▶ _Goal_:
Leave out the pictures and copy the remaining records exactly.

▶ _Dataset rows_:
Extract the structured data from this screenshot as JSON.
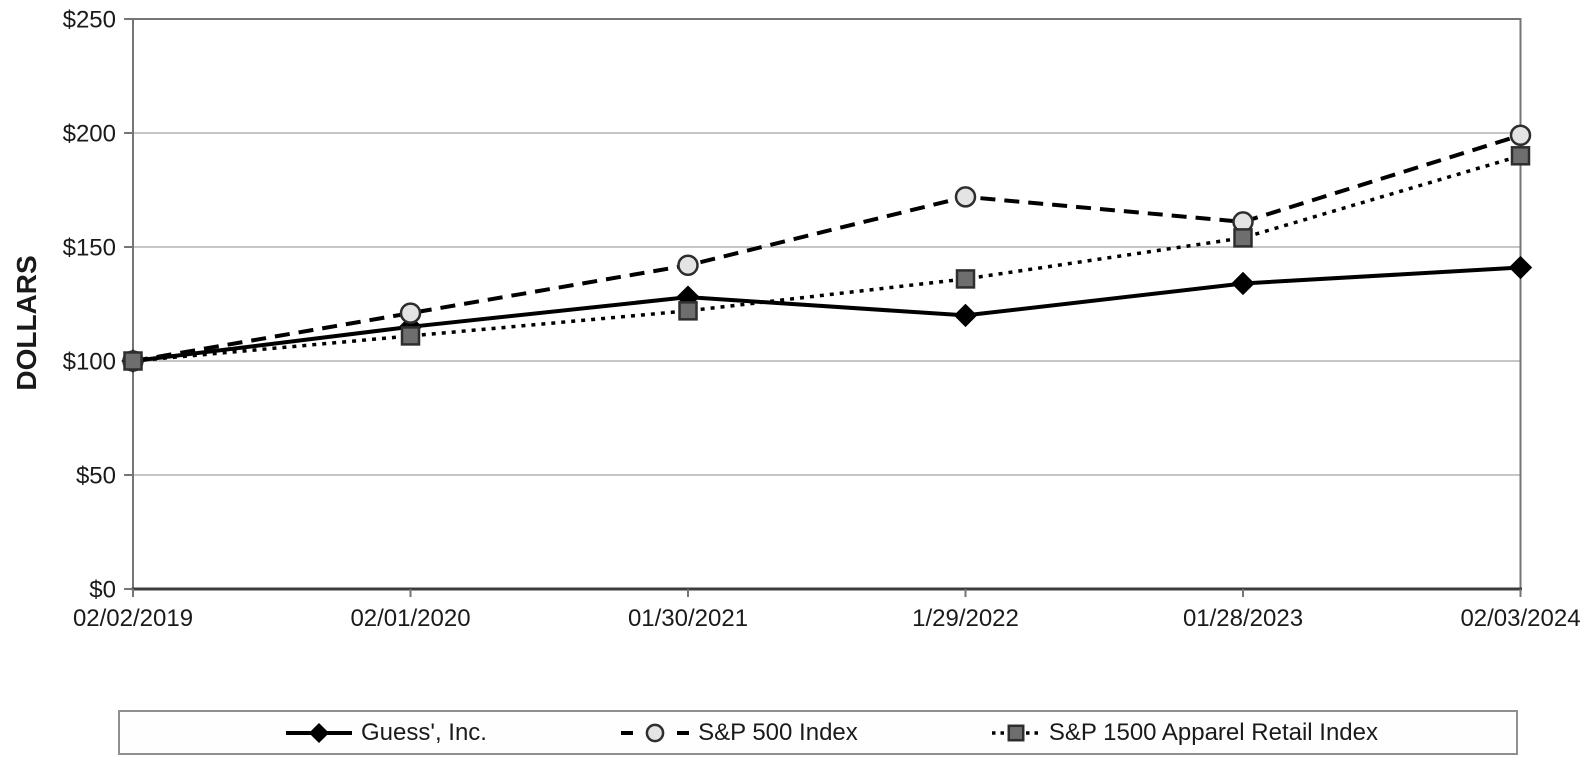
{
  "chart_data": {
    "type": "line",
    "title": "",
    "xlabel": "",
    "ylabel": "DOLLARS",
    "ylim": [
      0,
      250
    ],
    "grid": true,
    "legend_position": "bottom",
    "ytick_values": [
      0,
      50,
      100,
      150,
      200,
      250
    ],
    "ytick_labels": [
      "$0",
      "$50",
      "$100",
      "$150",
      "$200",
      "$250"
    ],
    "categories": [
      "02/02/2019",
      "02/01/2020",
      "01/30/2021",
      "1/29/2022",
      "01/28/2023",
      "02/03/2024"
    ],
    "series": [
      {
        "name": "Guess', Inc.",
        "values": [
          100,
          115,
          128,
          120,
          134,
          141
        ],
        "line_style": "solid",
        "marker": "diamond",
        "color": "#000000",
        "marker_fill": "#000000",
        "marker_stroke": "#000000"
      },
      {
        "name": "S&P 500 Index",
        "values": [
          100,
          121,
          142,
          172,
          161,
          199
        ],
        "line_style": "dashed",
        "marker": "circle",
        "color": "#000000",
        "marker_fill": "#e4e4e4",
        "marker_stroke": "#2e2e2e"
      },
      {
        "name": "S&P 1500 Apparel Retail Index",
        "values": [
          100,
          111,
          122,
          136,
          154,
          190
        ],
        "line_style": "dotted",
        "marker": "square",
        "color": "#000000",
        "marker_fill": "#6e6e6e",
        "marker_stroke": "#2e2e2e"
      }
    ],
    "colors": {
      "grid_line": "#b4b4b4",
      "plot_frame": "#757575",
      "axis_line": "#3c3c3c",
      "tick_text": "#1a1a1a"
    }
  }
}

▶ _Response for this exercise_:
Extract the structured data from this screenshot as JSON.
{
  "chart_data": {
    "type": "line",
    "title": "",
    "xlabel": "",
    "ylabel": "DOLLARS",
    "ylim": [
      0,
      250
    ],
    "grid": true,
    "legend_position": "bottom",
    "ytick_values": [
      0,
      50,
      100,
      150,
      200,
      250
    ],
    "ytick_labels": [
      "$0",
      "$50",
      "$100",
      "$150",
      "$200",
      "$250"
    ],
    "categories": [
      "02/02/2019",
      "02/01/2020",
      "01/30/2021",
      "1/29/2022",
      "01/28/2023",
      "02/03/2024"
    ],
    "series": [
      {
        "name": "Guess', Inc.",
        "values": [
          100,
          115,
          128,
          120,
          134,
          141
        ],
        "line_style": "solid",
        "marker": "diamond",
        "color": "#000000",
        "marker_fill": "#000000",
        "marker_stroke": "#000000"
      },
      {
        "name": "S&P 500 Index",
        "values": [
          100,
          121,
          142,
          172,
          161,
          199
        ],
        "line_style": "dashed",
        "marker": "circle",
        "color": "#000000",
        "marker_fill": "#e4e4e4",
        "marker_stroke": "#2e2e2e"
      },
      {
        "name": "S&P 1500 Apparel Retail Index",
        "values": [
          100,
          111,
          122,
          136,
          154,
          190
        ],
        "line_style": "dotted",
        "marker": "square",
        "color": "#000000",
        "marker_fill": "#6e6e6e",
        "marker_stroke": "#2e2e2e"
      }
    ],
    "colors": {
      "grid_line": "#b4b4b4",
      "plot_frame": "#757575",
      "axis_line": "#3c3c3c",
      "tick_text": "#1a1a1a"
    }
  }
}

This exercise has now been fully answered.